Exercise objective: Report, word for word, every line of the material that contains "Gemisch".

Records for the exercise:
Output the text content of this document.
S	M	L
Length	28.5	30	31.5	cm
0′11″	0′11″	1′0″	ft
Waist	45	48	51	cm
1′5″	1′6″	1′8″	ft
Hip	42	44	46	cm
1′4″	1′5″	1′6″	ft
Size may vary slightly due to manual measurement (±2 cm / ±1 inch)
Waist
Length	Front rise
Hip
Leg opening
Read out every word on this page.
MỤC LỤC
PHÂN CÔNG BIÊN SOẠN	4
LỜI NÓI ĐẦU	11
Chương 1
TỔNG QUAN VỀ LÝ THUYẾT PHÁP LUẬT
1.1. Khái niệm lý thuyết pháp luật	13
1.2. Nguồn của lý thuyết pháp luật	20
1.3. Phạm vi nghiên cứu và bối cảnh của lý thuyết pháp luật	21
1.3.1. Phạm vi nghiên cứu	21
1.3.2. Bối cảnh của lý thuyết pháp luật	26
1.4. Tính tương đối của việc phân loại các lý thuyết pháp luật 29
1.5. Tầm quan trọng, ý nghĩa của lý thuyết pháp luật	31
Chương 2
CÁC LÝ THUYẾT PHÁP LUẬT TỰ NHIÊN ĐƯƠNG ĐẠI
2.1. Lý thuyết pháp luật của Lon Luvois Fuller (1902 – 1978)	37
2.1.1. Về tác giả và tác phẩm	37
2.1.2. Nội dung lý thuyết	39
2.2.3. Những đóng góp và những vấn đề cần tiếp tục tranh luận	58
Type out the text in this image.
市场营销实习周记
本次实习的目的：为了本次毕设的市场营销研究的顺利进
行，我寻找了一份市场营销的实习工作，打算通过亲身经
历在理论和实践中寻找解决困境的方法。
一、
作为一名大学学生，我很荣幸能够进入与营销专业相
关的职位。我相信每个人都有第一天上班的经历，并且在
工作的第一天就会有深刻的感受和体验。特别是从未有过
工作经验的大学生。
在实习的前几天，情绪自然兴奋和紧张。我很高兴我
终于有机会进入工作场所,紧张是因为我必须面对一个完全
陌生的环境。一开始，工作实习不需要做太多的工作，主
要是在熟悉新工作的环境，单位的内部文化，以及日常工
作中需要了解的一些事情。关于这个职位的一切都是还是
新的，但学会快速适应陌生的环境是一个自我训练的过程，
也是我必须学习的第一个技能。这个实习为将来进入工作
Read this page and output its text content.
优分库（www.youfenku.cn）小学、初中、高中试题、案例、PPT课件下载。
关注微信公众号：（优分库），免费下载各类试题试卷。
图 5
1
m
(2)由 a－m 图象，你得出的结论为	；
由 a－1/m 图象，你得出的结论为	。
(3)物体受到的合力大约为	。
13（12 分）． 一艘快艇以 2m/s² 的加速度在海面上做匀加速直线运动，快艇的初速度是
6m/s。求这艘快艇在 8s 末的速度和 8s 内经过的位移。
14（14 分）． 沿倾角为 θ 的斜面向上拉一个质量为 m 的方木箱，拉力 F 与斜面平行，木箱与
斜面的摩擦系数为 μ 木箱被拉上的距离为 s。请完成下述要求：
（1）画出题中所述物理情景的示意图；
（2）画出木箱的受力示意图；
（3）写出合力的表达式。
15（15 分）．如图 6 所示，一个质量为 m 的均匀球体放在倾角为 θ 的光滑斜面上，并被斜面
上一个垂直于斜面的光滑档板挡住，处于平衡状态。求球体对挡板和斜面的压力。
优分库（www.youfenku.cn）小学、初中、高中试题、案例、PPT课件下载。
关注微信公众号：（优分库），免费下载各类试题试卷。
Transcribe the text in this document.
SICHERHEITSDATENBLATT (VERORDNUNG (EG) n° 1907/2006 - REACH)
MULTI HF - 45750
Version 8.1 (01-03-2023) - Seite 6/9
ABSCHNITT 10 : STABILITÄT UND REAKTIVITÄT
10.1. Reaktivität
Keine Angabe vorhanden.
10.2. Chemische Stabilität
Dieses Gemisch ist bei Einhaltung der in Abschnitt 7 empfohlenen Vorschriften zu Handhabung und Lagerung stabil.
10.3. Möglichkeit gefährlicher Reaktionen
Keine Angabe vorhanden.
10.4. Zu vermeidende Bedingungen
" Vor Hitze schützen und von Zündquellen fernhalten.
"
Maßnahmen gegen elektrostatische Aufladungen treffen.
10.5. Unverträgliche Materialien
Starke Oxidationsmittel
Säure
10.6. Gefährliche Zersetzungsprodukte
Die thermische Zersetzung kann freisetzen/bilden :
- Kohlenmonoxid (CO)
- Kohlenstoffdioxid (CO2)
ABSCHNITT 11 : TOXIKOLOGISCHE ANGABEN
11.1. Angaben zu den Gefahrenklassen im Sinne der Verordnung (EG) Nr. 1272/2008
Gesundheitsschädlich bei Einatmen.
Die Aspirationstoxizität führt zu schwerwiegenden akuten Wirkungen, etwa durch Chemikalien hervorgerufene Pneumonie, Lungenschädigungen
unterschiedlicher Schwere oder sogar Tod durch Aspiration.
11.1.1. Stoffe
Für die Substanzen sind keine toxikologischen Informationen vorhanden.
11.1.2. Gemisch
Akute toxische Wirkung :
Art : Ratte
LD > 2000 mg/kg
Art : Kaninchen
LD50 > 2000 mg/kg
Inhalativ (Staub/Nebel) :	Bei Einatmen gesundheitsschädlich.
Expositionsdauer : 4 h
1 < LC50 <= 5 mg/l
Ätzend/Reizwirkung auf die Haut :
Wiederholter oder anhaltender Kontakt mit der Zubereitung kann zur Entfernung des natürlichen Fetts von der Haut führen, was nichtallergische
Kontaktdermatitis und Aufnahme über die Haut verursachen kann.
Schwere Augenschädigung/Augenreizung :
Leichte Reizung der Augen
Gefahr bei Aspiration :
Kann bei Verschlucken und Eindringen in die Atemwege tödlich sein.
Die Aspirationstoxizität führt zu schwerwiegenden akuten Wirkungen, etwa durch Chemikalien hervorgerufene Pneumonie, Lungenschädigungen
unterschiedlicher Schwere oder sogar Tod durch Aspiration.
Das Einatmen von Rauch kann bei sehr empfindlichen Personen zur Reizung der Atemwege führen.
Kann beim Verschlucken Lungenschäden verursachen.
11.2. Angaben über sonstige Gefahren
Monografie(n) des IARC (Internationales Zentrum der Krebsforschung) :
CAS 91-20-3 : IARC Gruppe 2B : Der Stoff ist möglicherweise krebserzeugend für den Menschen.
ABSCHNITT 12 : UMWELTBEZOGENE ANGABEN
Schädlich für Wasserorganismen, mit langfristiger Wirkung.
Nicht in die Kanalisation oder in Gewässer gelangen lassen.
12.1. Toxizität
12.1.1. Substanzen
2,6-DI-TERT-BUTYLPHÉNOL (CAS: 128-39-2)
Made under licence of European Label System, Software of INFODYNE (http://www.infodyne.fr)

Answer to the exercise:
Dieses Gemisch ist bei Einhaltung der in Abschnitt 7 empfohlenen Vorschriften zu Handhabung und Lagerung stabil.
11.1.2. Gemisch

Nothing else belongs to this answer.